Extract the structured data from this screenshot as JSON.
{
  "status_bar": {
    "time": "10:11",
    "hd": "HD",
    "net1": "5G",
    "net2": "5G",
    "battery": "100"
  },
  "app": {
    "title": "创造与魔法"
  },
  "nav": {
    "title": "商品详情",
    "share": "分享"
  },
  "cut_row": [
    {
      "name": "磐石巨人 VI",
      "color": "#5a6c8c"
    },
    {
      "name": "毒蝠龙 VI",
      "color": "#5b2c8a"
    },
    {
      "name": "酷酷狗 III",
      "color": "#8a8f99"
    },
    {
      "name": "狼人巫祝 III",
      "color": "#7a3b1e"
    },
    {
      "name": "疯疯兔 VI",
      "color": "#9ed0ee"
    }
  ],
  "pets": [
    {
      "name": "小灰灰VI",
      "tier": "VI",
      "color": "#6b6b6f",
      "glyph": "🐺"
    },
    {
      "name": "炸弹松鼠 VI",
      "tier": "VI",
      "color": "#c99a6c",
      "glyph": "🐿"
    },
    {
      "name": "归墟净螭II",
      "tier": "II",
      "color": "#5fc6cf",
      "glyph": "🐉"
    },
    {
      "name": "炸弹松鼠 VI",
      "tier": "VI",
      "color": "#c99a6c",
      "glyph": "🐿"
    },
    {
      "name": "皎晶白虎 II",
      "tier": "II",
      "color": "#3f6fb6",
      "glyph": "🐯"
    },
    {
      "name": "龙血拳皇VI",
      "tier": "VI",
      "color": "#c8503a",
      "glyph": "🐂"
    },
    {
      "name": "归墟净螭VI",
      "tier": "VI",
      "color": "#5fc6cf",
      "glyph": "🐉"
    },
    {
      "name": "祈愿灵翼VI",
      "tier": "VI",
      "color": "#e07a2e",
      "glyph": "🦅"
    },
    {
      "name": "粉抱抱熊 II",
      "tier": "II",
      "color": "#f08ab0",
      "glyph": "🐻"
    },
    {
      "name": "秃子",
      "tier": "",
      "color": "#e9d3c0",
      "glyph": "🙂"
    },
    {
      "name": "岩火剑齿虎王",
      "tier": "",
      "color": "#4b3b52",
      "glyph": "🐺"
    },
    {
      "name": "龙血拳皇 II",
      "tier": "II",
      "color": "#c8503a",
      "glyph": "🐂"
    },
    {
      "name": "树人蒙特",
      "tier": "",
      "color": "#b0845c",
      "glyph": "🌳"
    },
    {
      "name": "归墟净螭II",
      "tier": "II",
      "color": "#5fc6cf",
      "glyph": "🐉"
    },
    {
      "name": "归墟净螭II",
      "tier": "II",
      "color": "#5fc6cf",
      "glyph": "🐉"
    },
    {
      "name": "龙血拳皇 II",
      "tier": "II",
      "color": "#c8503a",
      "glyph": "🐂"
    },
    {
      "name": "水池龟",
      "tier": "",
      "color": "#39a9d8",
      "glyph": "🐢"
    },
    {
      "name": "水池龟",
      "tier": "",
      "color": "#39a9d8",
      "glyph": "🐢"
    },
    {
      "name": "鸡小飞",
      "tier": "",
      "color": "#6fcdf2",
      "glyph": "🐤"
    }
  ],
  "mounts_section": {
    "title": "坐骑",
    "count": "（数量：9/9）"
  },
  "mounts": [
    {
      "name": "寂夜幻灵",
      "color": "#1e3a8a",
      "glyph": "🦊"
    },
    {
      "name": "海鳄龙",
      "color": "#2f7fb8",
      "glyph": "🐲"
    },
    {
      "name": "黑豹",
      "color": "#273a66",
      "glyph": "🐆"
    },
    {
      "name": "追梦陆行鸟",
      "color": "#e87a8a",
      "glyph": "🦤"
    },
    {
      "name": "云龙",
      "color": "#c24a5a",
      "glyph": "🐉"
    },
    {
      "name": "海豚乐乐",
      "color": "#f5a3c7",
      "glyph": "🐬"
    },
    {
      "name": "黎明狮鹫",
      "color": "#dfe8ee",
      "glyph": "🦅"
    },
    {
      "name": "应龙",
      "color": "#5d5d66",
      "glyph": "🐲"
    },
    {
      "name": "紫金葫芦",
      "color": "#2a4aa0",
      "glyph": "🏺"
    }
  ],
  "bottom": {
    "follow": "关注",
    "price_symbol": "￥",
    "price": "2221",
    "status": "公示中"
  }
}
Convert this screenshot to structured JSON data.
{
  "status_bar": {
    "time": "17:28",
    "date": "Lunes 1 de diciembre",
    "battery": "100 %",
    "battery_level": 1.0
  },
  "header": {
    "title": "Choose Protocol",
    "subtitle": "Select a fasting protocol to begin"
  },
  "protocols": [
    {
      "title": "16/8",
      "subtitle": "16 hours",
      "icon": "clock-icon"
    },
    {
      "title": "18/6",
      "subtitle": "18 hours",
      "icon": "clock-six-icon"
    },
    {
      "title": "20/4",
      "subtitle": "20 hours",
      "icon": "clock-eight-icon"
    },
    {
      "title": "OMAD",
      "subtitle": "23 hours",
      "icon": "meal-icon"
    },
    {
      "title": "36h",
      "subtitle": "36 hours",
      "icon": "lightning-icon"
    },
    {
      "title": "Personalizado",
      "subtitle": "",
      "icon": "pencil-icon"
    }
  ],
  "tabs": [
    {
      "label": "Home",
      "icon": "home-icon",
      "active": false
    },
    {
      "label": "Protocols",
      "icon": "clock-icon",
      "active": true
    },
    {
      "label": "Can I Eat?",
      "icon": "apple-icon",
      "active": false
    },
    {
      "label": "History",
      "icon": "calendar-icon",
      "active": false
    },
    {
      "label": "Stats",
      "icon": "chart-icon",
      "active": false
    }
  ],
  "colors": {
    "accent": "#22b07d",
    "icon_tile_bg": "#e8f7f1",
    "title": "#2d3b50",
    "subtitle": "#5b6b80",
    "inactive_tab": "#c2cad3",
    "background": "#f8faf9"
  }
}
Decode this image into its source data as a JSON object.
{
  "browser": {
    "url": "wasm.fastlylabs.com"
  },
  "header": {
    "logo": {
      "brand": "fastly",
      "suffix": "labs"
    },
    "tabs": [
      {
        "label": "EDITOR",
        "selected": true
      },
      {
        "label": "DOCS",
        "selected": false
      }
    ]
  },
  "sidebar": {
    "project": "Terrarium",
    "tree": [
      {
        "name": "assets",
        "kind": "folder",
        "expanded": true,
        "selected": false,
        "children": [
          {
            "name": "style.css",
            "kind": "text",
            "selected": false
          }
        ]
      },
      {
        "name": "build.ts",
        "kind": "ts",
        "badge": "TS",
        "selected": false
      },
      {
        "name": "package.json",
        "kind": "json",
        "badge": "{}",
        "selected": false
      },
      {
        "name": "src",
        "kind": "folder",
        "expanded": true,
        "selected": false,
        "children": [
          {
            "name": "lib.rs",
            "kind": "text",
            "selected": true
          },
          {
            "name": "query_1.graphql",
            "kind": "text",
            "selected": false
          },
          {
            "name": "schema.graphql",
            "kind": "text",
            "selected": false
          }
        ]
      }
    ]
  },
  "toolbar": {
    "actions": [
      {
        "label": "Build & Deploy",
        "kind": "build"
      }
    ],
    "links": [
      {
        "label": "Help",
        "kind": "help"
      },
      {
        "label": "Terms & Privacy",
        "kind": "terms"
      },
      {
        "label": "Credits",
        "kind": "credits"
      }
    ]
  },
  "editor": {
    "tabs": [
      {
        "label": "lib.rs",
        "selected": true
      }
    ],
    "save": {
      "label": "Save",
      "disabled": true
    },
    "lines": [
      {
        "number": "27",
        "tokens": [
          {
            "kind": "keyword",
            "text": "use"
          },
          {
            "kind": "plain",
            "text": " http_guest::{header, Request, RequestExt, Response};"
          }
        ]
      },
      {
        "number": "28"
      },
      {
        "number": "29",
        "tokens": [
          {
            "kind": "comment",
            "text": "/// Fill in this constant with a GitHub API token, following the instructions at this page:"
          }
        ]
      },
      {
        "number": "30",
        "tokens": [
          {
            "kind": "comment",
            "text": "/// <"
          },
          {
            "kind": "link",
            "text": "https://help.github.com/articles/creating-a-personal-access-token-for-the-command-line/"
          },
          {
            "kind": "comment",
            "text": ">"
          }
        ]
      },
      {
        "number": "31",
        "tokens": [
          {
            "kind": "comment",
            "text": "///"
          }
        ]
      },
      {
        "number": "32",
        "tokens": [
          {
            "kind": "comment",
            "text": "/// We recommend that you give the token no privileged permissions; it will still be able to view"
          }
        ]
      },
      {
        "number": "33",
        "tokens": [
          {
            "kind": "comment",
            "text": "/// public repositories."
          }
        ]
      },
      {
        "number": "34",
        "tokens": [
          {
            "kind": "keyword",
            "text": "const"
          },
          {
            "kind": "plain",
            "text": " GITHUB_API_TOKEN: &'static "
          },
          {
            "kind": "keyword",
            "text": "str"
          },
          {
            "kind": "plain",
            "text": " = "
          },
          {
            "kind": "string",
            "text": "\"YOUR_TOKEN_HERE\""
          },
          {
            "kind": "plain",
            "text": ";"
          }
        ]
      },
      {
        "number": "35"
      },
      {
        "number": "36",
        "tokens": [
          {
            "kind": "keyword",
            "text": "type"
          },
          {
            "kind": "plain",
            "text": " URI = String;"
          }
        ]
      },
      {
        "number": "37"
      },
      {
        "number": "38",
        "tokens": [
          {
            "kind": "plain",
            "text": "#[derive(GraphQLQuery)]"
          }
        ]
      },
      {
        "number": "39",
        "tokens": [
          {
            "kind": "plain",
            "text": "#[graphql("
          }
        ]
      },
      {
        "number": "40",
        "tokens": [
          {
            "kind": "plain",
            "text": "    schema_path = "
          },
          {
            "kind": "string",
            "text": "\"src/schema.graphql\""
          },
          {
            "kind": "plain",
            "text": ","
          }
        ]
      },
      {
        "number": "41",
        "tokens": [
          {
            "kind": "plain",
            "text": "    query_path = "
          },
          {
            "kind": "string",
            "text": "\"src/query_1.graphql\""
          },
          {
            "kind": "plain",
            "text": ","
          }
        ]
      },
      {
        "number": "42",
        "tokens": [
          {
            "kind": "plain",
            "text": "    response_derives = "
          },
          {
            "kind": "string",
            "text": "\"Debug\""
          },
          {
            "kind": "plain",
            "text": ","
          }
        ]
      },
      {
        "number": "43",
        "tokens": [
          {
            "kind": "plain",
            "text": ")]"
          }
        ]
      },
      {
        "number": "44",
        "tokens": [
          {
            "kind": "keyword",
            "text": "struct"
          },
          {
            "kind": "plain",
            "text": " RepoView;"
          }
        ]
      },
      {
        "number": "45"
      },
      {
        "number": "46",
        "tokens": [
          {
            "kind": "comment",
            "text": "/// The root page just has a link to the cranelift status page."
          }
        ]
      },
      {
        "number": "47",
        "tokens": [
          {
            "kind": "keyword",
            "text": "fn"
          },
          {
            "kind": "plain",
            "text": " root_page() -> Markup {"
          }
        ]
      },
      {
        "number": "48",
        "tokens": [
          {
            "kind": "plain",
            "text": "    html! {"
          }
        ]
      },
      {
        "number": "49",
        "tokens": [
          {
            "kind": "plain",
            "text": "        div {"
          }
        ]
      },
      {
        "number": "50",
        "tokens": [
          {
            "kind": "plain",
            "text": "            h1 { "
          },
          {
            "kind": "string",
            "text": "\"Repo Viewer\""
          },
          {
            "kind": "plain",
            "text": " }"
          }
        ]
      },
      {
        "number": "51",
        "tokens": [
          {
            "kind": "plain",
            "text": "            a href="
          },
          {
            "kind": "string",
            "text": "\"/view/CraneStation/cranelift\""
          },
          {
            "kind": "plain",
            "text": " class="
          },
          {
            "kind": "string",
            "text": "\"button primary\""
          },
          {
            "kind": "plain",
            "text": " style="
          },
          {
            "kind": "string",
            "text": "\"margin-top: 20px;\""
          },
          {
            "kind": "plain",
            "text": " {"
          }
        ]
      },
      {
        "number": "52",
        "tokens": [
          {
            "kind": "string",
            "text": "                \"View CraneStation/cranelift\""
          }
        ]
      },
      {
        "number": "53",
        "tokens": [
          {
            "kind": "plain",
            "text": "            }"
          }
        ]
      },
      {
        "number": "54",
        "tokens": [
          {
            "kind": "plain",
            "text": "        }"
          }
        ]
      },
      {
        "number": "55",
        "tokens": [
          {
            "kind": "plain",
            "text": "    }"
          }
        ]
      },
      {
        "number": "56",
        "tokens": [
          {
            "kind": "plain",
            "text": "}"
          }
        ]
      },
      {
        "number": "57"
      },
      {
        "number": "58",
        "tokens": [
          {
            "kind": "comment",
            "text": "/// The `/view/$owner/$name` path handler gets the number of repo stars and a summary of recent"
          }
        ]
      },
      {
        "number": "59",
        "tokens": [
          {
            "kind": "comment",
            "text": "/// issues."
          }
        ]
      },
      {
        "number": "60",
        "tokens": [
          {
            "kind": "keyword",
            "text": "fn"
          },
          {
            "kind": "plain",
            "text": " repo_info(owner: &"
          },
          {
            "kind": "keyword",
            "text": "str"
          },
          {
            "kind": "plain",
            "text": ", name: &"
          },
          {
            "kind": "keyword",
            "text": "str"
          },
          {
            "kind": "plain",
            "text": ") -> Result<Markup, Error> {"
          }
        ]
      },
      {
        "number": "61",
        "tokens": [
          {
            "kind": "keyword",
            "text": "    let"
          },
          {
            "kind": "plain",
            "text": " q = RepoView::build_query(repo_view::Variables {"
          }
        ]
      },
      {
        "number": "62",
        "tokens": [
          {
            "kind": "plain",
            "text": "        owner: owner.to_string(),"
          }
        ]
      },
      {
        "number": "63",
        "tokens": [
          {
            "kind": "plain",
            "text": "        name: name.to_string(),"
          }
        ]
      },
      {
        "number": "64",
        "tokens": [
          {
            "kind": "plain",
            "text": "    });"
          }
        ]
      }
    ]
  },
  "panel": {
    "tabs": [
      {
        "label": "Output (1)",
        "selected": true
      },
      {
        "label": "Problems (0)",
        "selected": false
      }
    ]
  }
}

***

Written problem:
Track down every line holding the string "data" and copy it.

Written response:
Extract the structured data from this screenshot as JSON.
Convert this screenshot to structured JSON data.
Decode this image into its source data as a JSON object.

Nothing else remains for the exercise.